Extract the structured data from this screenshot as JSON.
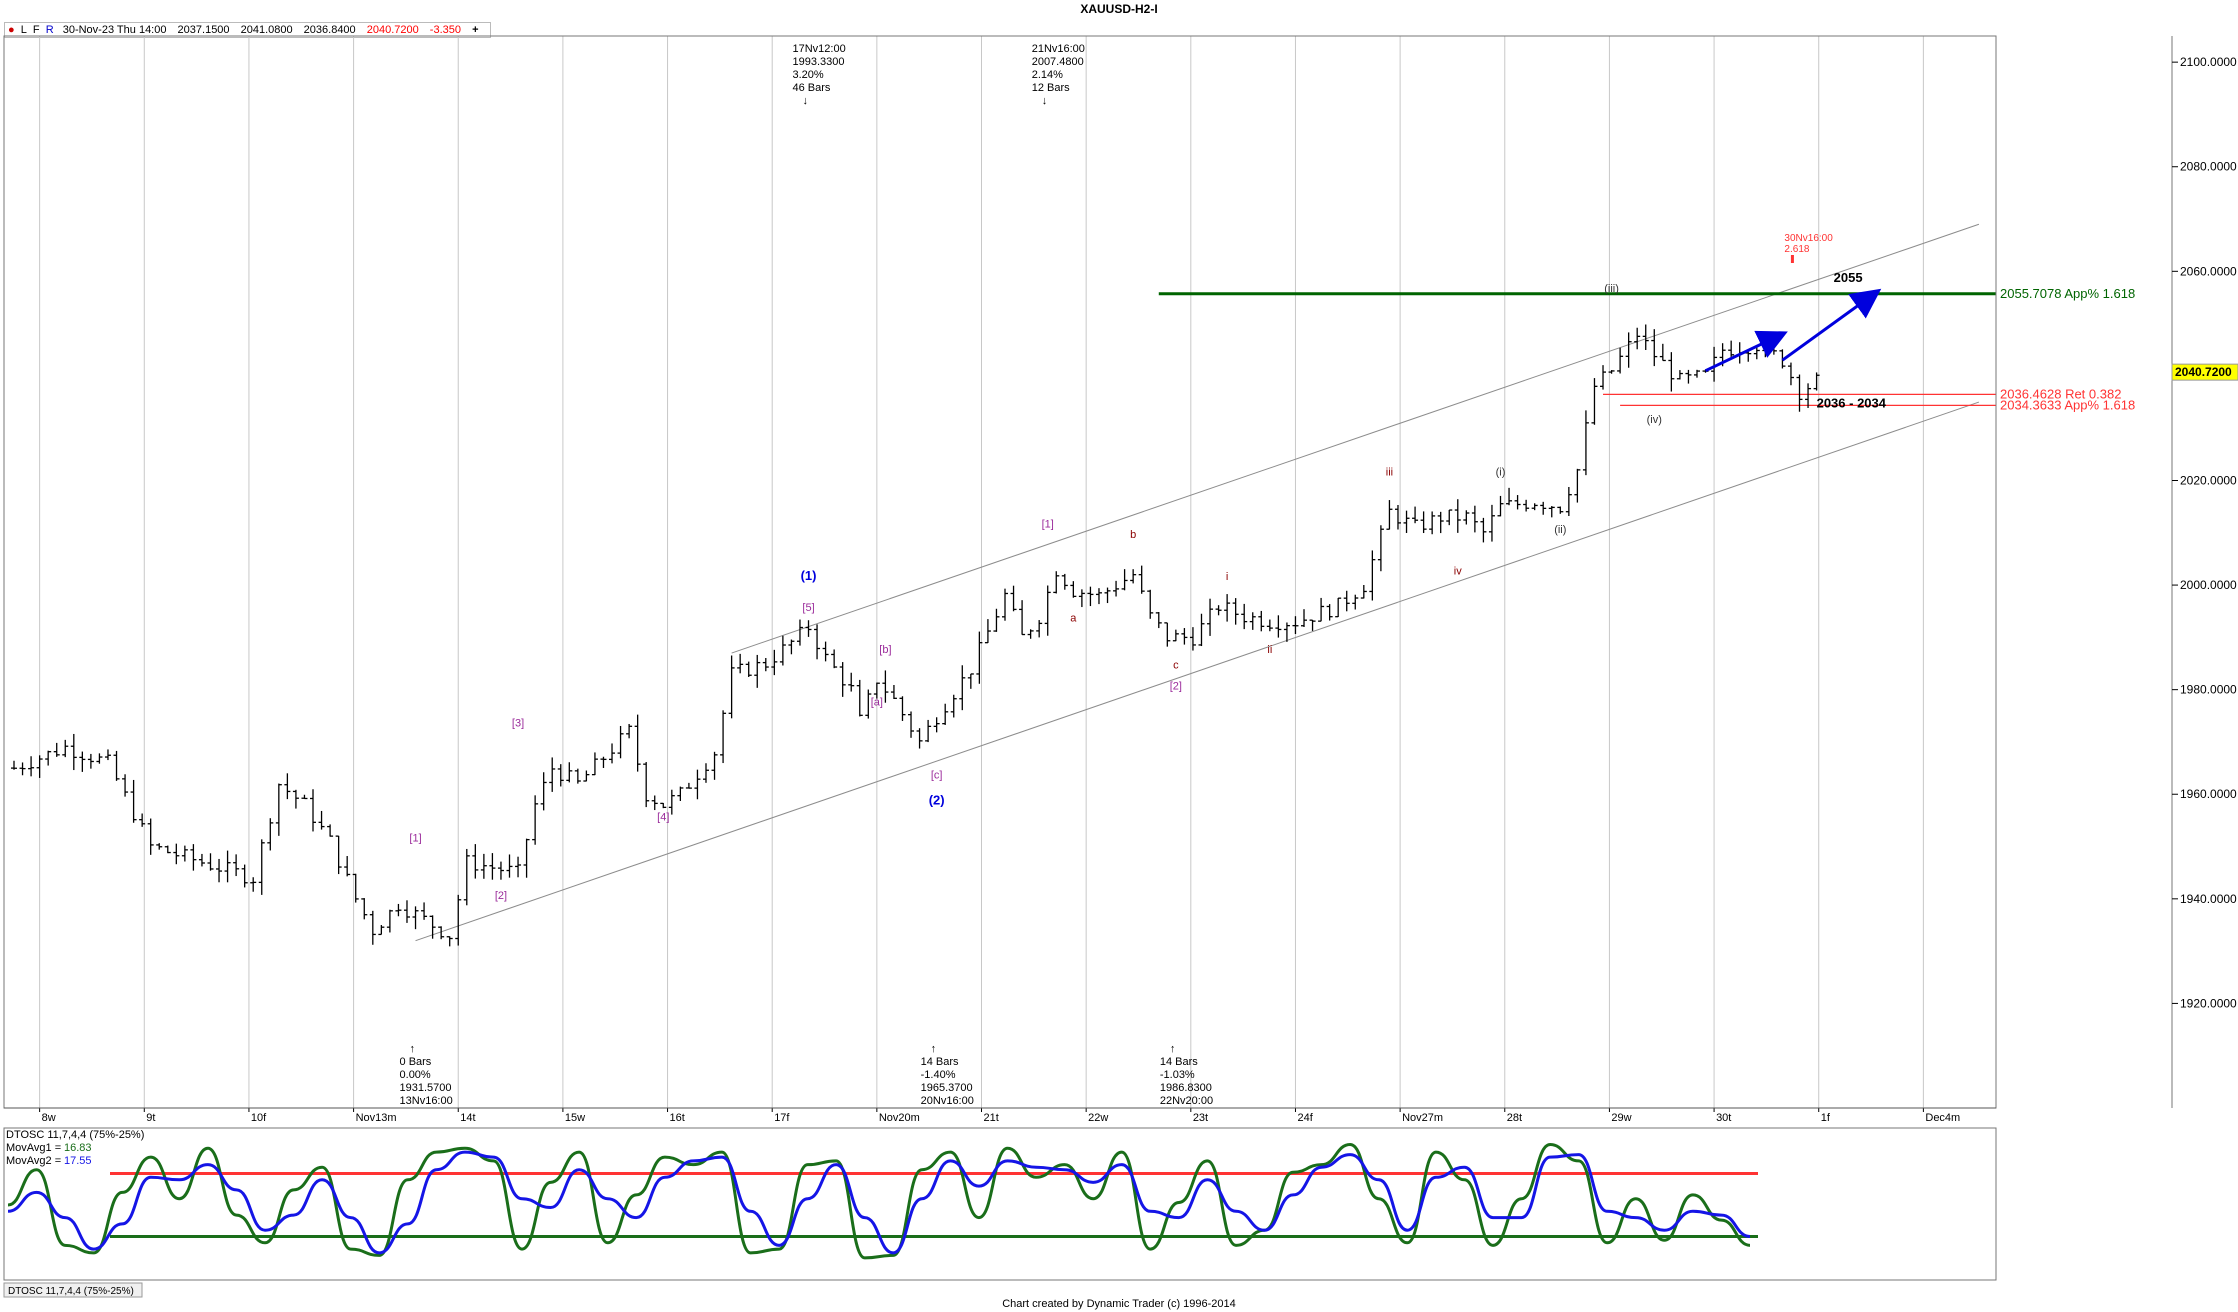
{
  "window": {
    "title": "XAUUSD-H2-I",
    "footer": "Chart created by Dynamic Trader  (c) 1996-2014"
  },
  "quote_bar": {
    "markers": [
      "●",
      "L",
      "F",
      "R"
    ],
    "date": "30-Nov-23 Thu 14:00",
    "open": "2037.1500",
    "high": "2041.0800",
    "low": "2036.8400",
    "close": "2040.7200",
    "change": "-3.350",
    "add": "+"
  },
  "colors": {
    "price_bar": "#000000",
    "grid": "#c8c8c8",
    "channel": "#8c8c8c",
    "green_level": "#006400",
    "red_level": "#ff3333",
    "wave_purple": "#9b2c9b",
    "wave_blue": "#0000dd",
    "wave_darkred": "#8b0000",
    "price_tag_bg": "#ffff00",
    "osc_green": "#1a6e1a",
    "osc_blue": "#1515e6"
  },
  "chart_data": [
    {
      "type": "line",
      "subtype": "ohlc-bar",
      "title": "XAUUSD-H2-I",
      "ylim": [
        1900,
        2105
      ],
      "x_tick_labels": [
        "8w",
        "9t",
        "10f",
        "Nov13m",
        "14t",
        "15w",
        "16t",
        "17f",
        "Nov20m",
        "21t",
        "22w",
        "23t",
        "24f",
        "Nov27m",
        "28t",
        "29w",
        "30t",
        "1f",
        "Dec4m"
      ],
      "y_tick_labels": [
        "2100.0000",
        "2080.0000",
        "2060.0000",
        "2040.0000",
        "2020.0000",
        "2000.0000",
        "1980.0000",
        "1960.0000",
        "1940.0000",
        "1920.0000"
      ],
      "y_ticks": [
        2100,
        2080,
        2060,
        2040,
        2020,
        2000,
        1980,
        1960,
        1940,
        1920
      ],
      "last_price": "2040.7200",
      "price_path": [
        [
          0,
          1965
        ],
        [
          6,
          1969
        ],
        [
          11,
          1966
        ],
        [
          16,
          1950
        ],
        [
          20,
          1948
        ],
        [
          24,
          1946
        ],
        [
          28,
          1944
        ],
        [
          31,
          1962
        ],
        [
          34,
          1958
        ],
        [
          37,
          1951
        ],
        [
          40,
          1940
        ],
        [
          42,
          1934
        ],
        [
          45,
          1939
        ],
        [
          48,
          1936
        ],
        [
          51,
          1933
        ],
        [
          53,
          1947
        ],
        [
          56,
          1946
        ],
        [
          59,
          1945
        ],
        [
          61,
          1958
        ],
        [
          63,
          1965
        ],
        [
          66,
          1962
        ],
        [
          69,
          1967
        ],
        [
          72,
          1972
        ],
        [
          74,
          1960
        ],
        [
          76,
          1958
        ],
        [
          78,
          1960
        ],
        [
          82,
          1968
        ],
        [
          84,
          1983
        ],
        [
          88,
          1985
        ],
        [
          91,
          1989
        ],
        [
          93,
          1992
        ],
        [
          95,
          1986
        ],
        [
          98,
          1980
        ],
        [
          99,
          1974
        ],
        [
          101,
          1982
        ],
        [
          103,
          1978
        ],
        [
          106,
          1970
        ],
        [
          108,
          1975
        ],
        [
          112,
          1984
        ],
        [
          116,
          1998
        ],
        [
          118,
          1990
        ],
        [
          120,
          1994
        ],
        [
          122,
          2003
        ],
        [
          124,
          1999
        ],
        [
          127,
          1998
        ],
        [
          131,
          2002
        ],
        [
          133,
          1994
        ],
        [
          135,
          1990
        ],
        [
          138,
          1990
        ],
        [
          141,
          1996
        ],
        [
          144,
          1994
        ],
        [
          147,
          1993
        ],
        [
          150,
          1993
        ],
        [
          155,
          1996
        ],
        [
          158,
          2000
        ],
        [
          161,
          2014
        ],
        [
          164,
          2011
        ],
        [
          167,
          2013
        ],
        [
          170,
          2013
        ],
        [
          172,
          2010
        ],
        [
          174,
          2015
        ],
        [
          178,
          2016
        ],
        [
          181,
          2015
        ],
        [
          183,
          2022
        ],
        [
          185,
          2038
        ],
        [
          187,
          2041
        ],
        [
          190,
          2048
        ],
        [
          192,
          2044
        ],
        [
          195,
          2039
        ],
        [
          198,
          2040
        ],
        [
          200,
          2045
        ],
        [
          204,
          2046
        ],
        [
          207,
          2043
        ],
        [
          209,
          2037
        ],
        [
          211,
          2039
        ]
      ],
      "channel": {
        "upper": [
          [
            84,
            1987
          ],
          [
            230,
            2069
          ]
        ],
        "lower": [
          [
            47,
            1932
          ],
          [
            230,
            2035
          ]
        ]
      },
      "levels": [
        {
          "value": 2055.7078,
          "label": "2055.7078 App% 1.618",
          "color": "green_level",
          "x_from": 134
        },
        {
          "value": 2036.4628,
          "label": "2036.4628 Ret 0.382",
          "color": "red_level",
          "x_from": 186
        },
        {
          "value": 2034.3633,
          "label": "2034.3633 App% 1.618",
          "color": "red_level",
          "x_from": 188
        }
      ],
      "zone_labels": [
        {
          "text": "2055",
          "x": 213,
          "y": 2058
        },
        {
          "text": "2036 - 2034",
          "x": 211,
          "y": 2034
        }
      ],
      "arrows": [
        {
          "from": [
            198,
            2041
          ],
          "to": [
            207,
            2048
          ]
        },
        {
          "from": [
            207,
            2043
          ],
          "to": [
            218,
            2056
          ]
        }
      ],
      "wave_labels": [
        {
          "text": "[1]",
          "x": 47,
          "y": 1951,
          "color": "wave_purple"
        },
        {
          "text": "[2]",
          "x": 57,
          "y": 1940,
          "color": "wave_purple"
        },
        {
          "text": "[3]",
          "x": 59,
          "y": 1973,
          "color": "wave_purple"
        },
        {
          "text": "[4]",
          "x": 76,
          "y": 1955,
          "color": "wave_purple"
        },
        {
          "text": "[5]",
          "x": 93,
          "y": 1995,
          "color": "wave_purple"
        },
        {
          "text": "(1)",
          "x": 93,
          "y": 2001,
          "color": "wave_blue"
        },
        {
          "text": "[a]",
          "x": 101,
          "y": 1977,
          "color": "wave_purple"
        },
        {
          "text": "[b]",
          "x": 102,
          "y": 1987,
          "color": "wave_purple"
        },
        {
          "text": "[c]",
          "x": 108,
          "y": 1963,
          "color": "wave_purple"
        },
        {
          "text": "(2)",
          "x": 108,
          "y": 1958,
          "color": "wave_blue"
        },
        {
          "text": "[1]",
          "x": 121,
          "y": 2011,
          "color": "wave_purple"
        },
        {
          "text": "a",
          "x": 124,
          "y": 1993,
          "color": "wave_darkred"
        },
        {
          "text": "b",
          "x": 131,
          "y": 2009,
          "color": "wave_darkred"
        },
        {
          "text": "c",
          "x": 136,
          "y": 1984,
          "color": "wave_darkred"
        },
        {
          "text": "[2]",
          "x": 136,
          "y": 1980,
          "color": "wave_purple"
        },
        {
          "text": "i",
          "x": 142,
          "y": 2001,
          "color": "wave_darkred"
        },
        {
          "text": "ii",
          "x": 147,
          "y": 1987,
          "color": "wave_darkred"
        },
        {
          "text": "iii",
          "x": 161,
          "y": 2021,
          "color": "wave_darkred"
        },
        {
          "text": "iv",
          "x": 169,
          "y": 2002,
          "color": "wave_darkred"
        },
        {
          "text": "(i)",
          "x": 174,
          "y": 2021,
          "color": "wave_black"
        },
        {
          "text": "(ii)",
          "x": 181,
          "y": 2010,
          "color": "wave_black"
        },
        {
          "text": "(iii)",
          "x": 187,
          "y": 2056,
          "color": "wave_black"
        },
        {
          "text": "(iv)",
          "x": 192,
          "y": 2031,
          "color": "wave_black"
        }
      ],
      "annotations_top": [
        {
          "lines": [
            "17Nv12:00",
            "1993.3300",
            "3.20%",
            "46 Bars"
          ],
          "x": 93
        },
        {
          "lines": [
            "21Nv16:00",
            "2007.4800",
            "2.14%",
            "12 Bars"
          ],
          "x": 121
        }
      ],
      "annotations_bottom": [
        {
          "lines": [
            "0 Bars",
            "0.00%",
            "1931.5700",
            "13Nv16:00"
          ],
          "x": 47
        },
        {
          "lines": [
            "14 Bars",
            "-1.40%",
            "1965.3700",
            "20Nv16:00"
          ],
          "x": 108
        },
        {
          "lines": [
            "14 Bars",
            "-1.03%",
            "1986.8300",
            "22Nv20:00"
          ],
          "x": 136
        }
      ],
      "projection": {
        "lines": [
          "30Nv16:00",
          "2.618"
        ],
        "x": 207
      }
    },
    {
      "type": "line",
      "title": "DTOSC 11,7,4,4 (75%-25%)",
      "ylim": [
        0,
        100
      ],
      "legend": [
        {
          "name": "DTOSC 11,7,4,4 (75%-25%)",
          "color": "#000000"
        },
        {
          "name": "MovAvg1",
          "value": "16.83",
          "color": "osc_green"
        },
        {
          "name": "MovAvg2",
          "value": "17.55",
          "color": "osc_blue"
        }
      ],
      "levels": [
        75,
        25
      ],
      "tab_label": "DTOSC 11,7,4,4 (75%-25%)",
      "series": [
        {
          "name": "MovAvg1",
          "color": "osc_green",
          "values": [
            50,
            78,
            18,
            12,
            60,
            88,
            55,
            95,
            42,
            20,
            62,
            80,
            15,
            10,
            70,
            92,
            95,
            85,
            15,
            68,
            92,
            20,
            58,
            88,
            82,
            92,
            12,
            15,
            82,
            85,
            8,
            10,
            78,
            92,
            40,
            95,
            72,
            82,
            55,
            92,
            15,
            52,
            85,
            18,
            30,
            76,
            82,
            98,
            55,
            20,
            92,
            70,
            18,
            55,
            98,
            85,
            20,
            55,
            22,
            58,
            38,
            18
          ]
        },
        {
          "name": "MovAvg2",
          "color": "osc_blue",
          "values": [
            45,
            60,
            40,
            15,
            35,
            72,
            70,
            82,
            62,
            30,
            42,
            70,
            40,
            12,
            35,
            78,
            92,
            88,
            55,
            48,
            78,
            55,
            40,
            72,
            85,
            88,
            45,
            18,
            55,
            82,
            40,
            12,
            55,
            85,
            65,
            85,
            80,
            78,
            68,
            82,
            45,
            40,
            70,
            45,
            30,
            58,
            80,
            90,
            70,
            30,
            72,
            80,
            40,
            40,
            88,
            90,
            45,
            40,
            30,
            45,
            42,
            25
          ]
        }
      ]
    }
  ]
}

■ **Objective**
Lines holding the word "title" should be counted across the entries; state only how many there are.

■ **Answer to this exercise**
3